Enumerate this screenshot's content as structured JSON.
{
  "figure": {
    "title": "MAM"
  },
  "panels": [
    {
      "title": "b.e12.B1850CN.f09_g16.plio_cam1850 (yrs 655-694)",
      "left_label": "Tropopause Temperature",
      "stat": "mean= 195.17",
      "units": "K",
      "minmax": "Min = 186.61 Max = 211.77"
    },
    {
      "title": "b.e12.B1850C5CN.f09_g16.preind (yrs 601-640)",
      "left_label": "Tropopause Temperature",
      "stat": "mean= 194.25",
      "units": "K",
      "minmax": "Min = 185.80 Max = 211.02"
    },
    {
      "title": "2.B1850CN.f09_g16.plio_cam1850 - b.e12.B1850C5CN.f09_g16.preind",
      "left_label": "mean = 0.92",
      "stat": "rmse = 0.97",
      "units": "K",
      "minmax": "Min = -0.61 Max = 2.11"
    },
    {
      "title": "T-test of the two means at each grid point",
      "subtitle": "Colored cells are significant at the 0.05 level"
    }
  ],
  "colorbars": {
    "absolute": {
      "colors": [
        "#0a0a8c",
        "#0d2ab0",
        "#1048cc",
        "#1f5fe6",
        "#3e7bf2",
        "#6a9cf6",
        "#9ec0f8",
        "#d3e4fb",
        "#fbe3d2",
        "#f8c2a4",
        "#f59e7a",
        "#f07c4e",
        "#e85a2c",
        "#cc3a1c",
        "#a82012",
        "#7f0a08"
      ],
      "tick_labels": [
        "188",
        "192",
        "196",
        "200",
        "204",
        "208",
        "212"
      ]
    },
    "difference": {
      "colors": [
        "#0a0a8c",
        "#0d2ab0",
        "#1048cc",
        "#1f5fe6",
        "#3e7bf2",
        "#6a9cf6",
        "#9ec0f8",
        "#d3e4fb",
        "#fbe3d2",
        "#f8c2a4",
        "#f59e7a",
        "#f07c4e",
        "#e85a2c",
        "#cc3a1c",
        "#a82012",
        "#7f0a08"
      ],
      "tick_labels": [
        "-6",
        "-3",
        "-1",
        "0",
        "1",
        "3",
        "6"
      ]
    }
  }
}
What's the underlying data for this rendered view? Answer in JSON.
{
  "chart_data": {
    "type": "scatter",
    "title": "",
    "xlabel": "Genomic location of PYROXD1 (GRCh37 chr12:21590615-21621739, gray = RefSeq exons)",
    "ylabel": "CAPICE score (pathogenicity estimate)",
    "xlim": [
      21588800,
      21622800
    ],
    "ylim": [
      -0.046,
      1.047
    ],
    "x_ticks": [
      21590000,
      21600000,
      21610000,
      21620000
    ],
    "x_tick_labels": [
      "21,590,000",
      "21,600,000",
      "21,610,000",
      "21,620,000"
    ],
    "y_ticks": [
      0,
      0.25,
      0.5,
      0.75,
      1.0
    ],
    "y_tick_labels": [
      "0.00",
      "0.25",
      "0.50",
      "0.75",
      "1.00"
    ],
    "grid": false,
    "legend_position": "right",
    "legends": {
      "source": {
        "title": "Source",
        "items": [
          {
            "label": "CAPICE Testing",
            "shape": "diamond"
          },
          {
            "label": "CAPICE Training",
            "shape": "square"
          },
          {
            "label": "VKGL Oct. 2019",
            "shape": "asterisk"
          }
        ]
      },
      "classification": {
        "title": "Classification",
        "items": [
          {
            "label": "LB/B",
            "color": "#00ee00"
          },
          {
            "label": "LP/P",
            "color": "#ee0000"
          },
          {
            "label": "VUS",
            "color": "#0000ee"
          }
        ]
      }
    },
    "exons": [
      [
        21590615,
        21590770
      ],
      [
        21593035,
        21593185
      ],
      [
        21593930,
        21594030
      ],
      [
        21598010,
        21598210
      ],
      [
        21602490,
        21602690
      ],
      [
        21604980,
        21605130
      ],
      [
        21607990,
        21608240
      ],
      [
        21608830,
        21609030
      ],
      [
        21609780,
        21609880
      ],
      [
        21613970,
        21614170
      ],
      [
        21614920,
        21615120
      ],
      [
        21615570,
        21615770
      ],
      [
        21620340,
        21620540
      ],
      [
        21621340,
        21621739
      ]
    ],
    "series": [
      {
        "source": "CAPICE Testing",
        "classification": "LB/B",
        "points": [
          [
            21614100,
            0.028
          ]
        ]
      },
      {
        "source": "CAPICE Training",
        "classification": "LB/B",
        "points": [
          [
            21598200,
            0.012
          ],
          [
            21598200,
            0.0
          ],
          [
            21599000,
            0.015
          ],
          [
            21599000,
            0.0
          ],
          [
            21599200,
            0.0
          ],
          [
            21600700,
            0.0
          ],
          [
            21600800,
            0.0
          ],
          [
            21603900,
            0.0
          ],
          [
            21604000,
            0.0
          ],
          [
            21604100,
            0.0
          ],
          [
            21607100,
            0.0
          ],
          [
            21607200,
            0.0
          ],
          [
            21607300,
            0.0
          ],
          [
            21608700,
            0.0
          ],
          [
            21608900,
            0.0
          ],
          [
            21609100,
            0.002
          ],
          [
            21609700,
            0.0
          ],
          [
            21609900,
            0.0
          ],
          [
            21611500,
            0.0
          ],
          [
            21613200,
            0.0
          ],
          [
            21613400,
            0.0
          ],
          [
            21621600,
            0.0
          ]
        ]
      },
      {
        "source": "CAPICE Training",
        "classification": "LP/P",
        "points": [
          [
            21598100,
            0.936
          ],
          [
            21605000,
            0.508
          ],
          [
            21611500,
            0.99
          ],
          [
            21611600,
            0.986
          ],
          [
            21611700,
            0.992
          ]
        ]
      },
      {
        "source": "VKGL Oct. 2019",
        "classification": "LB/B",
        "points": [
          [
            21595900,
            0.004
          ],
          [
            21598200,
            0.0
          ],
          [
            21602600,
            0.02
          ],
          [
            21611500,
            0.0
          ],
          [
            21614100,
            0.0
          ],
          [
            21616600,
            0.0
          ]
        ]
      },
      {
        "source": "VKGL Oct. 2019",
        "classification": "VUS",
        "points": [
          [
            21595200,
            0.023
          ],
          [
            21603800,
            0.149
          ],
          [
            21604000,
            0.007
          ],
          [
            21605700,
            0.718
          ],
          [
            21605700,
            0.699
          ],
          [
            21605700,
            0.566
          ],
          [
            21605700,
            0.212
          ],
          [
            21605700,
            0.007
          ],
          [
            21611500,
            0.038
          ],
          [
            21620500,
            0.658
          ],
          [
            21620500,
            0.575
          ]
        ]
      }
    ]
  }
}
:::
> _Assigned task_
Your answer should consist of each line of the data above in which the word "grid" occurs.

> _Answer area_
      "title": "T-test of the two means at each grid point",
    "grid": false,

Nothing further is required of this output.